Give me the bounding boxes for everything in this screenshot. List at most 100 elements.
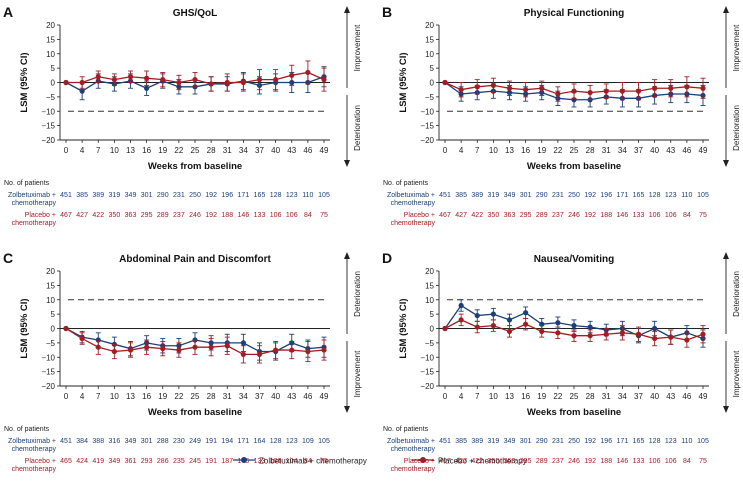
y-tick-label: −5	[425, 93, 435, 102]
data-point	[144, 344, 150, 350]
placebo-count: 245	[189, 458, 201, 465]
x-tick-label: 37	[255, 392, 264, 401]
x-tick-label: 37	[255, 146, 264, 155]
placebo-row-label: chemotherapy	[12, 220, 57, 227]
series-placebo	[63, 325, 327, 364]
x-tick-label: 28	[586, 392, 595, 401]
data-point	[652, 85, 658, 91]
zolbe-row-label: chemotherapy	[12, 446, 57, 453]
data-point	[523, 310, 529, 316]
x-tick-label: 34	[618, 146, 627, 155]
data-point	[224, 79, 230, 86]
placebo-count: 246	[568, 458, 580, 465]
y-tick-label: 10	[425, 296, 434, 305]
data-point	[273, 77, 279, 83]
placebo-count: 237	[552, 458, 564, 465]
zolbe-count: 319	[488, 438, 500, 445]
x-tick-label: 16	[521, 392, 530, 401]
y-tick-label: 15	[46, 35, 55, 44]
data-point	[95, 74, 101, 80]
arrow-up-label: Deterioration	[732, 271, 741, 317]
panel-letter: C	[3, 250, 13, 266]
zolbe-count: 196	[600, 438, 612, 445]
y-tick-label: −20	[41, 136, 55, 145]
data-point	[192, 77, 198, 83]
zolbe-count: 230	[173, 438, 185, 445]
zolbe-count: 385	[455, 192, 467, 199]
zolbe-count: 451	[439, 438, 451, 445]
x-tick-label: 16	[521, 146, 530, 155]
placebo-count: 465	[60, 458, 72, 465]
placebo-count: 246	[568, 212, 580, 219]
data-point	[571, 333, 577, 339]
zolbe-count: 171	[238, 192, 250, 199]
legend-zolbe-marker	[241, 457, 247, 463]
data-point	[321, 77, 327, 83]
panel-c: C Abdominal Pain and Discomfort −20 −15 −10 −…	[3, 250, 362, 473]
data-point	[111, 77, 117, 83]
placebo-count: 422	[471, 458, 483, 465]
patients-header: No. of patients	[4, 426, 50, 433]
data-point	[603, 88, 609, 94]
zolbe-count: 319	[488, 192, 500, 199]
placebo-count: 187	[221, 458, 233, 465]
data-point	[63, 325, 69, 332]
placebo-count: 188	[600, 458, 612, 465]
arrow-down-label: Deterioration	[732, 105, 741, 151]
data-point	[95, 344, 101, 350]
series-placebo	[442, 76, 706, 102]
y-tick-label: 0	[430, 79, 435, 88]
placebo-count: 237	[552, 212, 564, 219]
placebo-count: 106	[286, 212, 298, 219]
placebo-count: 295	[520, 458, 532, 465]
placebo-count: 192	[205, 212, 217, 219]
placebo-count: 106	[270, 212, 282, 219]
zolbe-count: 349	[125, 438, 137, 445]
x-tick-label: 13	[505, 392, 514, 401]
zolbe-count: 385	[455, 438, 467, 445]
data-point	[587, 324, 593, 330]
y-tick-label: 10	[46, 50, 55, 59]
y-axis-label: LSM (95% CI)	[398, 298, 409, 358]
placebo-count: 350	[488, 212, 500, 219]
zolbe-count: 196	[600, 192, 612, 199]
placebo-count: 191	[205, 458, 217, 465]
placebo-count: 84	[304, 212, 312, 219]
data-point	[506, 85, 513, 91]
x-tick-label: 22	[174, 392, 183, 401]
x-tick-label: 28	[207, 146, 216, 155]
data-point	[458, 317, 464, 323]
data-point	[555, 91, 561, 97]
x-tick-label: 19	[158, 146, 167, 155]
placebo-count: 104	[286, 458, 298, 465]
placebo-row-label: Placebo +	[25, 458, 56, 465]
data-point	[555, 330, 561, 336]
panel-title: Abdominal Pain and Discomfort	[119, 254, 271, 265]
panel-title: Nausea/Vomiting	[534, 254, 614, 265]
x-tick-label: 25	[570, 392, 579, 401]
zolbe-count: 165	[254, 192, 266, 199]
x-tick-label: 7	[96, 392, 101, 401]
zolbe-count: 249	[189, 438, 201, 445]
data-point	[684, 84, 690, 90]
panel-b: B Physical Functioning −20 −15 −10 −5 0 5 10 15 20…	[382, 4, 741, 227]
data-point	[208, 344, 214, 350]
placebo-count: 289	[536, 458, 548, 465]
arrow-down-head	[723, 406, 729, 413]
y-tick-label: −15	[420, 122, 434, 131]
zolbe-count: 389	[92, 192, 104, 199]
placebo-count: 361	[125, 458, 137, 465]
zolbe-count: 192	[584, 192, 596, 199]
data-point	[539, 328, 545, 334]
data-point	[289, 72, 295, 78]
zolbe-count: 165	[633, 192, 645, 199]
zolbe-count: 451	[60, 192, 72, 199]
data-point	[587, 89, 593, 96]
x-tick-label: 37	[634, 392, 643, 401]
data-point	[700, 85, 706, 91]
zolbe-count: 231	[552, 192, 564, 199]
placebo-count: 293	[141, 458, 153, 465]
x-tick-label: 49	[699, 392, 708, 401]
....................
An exact reprint of every record is required, with the pictures omitted.

Give me the bounding boxes for everything in this screenshot. List at most 100 elements.
y-tick-label: −5	[425, 93, 435, 102]
data-point	[144, 344, 150, 350]
placebo-count: 245	[189, 458, 201, 465]
x-tick-label: 37	[255, 392, 264, 401]
x-tick-label: 37	[255, 146, 264, 155]
placebo-row-label: chemotherapy	[12, 220, 57, 227]
series-placebo	[63, 325, 327, 364]
x-tick-label: 28	[586, 392, 595, 401]
data-point	[652, 85, 658, 91]
zolbe-row-label: chemotherapy	[12, 446, 57, 453]
data-point	[523, 310, 529, 316]
x-tick-label: 34	[618, 146, 627, 155]
data-point	[224, 79, 230, 86]
placebo-count: 246	[568, 458, 580, 465]
y-tick-label: 10	[425, 296, 434, 305]
data-point	[273, 77, 279, 83]
placebo-count: 237	[552, 458, 564, 465]
zolbe-count: 319	[488, 438, 500, 445]
x-tick-label: 16	[521, 392, 530, 401]
y-tick-label: 15	[46, 35, 55, 44]
data-point	[95, 74, 101, 80]
arrow-up-label: Deterioration	[732, 271, 741, 317]
panel-letter: C	[3, 250, 13, 266]
zolbe-count: 196	[600, 438, 612, 445]
y-tick-label: −20	[41, 136, 55, 145]
data-point	[192, 77, 198, 83]
zolbe-count: 230	[173, 438, 185, 445]
zolbe-count: 385	[455, 192, 467, 199]
zolbe-count: 451	[439, 438, 451, 445]
x-tick-label: 16	[521, 146, 530, 155]
placebo-count: 465	[60, 458, 72, 465]
placebo-count: 246	[568, 212, 580, 219]
data-point	[571, 333, 577, 339]
zolbe-count: 171	[238, 192, 250, 199]
legend-zolbe-marker	[241, 457, 247, 463]
data-point	[321, 77, 327, 83]
panel-c: C Abdominal Pain and Discomfort −20 −15 −10 −…	[3, 250, 362, 473]
data-point	[111, 77, 117, 83]
placebo-count: 422	[471, 458, 483, 465]
patients-header: No. of patients	[4, 426, 50, 433]
data-point	[603, 88, 609, 94]
zolbe-count: 319	[488, 192, 500, 199]
placebo-count: 187	[221, 458, 233, 465]
data-point	[63, 325, 69, 332]
placebo-count: 188	[600, 458, 612, 465]
arrow-down-label: Deterioration	[732, 105, 741, 151]
data-point	[95, 344, 101, 350]
series-placebo	[442, 76, 706, 102]
y-tick-label: 0	[430, 79, 435, 88]
placebo-count: 237	[552, 212, 564, 219]
placebo-count: 106	[286, 212, 298, 219]
placebo-count: 295	[520, 458, 532, 465]
placebo-count: 192	[205, 212, 217, 219]
placebo-count: 106	[270, 212, 282, 219]
zolbe-count: 349	[125, 438, 137, 445]
x-tick-label: 13	[505, 392, 514, 401]
zolbe-count: 385	[455, 438, 467, 445]
data-point	[587, 324, 593, 330]
y-tick-label: 10	[46, 50, 55, 59]
y-axis-label: LSM (95% CI)	[398, 298, 409, 358]
placebo-count: 350	[488, 212, 500, 219]
zolbe-count: 196	[600, 192, 612, 199]
placebo-count: 191	[205, 458, 217, 465]
placebo-count: 84	[304, 212, 312, 219]
data-point	[506, 85, 513, 91]
x-tick-label: 22	[174, 392, 183, 401]
x-tick-label: 28	[207, 146, 216, 155]
data-point	[458, 317, 464, 323]
data-point	[555, 91, 561, 97]
x-tick-label: 19	[158, 146, 167, 155]
placebo-count: 104	[286, 458, 298, 465]
placebo-row-label: Placebo +	[25, 458, 56, 465]
data-point	[555, 330, 561, 336]
panel-title: Abdominal Pain and Discomfort	[119, 254, 271, 265]
panel-title: Nausea/Vomiting	[534, 254, 614, 265]
x-tick-label: 25	[570, 392, 579, 401]
zolbe-count: 165	[254, 192, 266, 199]
x-tick-label: 7	[96, 392, 101, 401]
zolbe-count: 249	[189, 438, 201, 445]
data-point	[684, 84, 690, 90]
panel-b: B Physical Functioning −20 −15 −10 −5 0 5 10 15 20…	[382, 4, 741, 227]
data-point	[208, 344, 214, 350]
placebo-count: 289	[536, 458, 548, 465]
arrow-down-head	[723, 406, 729, 413]
y-tick-label: −15	[420, 122, 434, 131]
zolbe-count: 389	[92, 192, 104, 199]
placebo-count: 361	[125, 458, 137, 465]
zolbe-count: 192	[584, 192, 596, 199]
data-point	[539, 328, 545, 334]
data-point	[289, 72, 295, 78]
zolbe-count: 165	[633, 192, 645, 199]
zolbe-count: 451	[60, 192, 72, 199]
data-point	[587, 89, 593, 96]
x-tick-label: 37	[634, 392, 643, 401]
data-point	[700, 85, 706, 91]
zolbe-count: 231	[552, 192, 564, 199]
placebo-count: 293	[141, 458, 153, 465]
x-tick-label: 49	[699, 392, 708, 401]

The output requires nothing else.